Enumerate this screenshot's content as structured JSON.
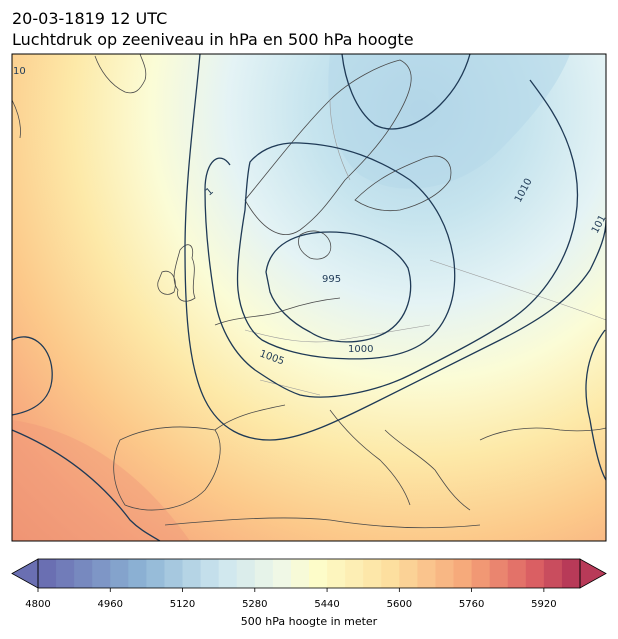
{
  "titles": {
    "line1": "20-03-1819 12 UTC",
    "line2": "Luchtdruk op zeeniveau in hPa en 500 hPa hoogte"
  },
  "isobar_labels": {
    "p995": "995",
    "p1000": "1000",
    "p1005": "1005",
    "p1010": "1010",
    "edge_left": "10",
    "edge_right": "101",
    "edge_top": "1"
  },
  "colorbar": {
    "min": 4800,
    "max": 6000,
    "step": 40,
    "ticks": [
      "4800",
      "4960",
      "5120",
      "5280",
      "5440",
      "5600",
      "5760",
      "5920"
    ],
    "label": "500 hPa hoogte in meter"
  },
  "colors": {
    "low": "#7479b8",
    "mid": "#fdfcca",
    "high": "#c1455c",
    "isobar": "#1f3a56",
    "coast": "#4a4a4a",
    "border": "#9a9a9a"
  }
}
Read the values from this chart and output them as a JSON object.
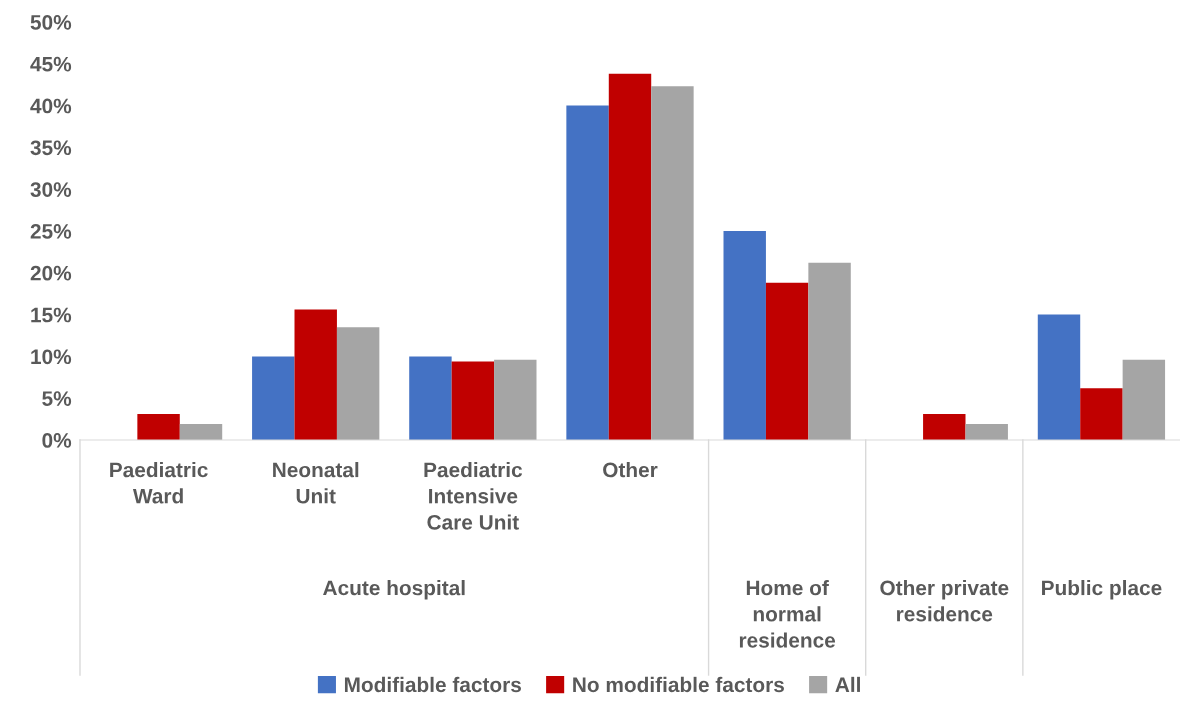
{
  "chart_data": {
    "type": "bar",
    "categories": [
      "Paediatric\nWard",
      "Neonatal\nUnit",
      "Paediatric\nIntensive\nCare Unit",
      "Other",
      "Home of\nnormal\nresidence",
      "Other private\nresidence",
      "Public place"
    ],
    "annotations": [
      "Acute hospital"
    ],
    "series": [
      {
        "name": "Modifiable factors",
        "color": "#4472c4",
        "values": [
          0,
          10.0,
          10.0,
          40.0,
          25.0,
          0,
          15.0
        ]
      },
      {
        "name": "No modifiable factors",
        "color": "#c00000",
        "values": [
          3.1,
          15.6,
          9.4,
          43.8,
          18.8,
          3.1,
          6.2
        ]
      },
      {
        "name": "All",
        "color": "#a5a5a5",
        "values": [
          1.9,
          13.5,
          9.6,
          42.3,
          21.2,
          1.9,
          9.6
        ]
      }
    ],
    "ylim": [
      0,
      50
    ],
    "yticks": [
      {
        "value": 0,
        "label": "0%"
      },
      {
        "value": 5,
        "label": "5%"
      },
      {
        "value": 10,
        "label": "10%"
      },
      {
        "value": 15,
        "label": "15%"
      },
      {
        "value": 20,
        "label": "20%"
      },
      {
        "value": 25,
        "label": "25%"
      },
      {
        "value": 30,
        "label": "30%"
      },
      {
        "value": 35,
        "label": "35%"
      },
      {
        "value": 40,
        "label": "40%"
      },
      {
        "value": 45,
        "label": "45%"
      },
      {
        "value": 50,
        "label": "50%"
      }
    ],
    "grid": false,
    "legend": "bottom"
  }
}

------

- Given request -
Each line of the material must be retyped exactly, except that images are omitted.

- Solution for this task -
Enumerate this screenshot's content as structured JSON.
{
  "titles": {
    "line1": "20-03-1819 12 UTC",
    "line2": "Luchtdruk op zeeniveau in hPa en 500 hPa hoogte"
  },
  "isobar_labels": {
    "p995": "995",
    "p1000": "1000",
    "p1005": "1005",
    "p1010": "1010",
    "edge_left": "10",
    "edge_right": "101",
    "edge_top": "1"
  },
  "colorbar": {
    "min": 4800,
    "max": 6000,
    "step": 40,
    "ticks": [
      "4800",
      "4960",
      "5120",
      "5280",
      "5440",
      "5600",
      "5760",
      "5920"
    ],
    "label": "500 hPa hoogte in meter"
  },
  "colors": {
    "low": "#7479b8",
    "mid": "#fdfcca",
    "high": "#c1455c",
    "isobar": "#1f3a56",
    "coast": "#4a4a4a",
    "border": "#9a9a9a"
  }
}
Read the values from this chart and output them as a JSON object.
{
  "chart_data": {
    "type": "bar",
    "categories": [
      "Paediatric\nWard",
      "Neonatal\nUnit",
      "Paediatric\nIntensive\nCare Unit",
      "Other",
      "Home of\nnormal\nresidence",
      "Other private\nresidence",
      "Public place"
    ],
    "annotations": [
      "Acute hospital"
    ],
    "series": [
      {
        "name": "Modifiable factors",
        "color": "#4472c4",
        "values": [
          0,
          10.0,
          10.0,
          40.0,
          25.0,
          0,
          15.0
        ]
      },
      {
        "name": "No modifiable factors",
        "color": "#c00000",
        "values": [
          3.1,
          15.6,
          9.4,
          43.8,
          18.8,
          3.1,
          6.2
        ]
      },
      {
        "name": "All",
        "color": "#a5a5a5",
        "values": [
          1.9,
          13.5,
          9.6,
          42.3,
          21.2,
          1.9,
          9.6
        ]
      }
    ],
    "ylim": [
      0,
      50
    ],
    "yticks": [
      {
        "value": 0,
        "label": "0%"
      },
      {
        "value": 5,
        "label": "5%"
      },
      {
        "value": 10,
        "label": "10%"
      },
      {
        "value": 15,
        "label": "15%"
      },
      {
        "value": 20,
        "label": "20%"
      },
      {
        "value": 25,
        "label": "25%"
      },
      {
        "value": 30,
        "label": "30%"
      },
      {
        "value": 35,
        "label": "35%"
      },
      {
        "value": 40,
        "label": "40%"
      },
      {
        "value": 45,
        "label": "45%"
      },
      {
        "value": 50,
        "label": "50%"
      }
    ],
    "grid": false,
    "legend": "bottom"
  }
}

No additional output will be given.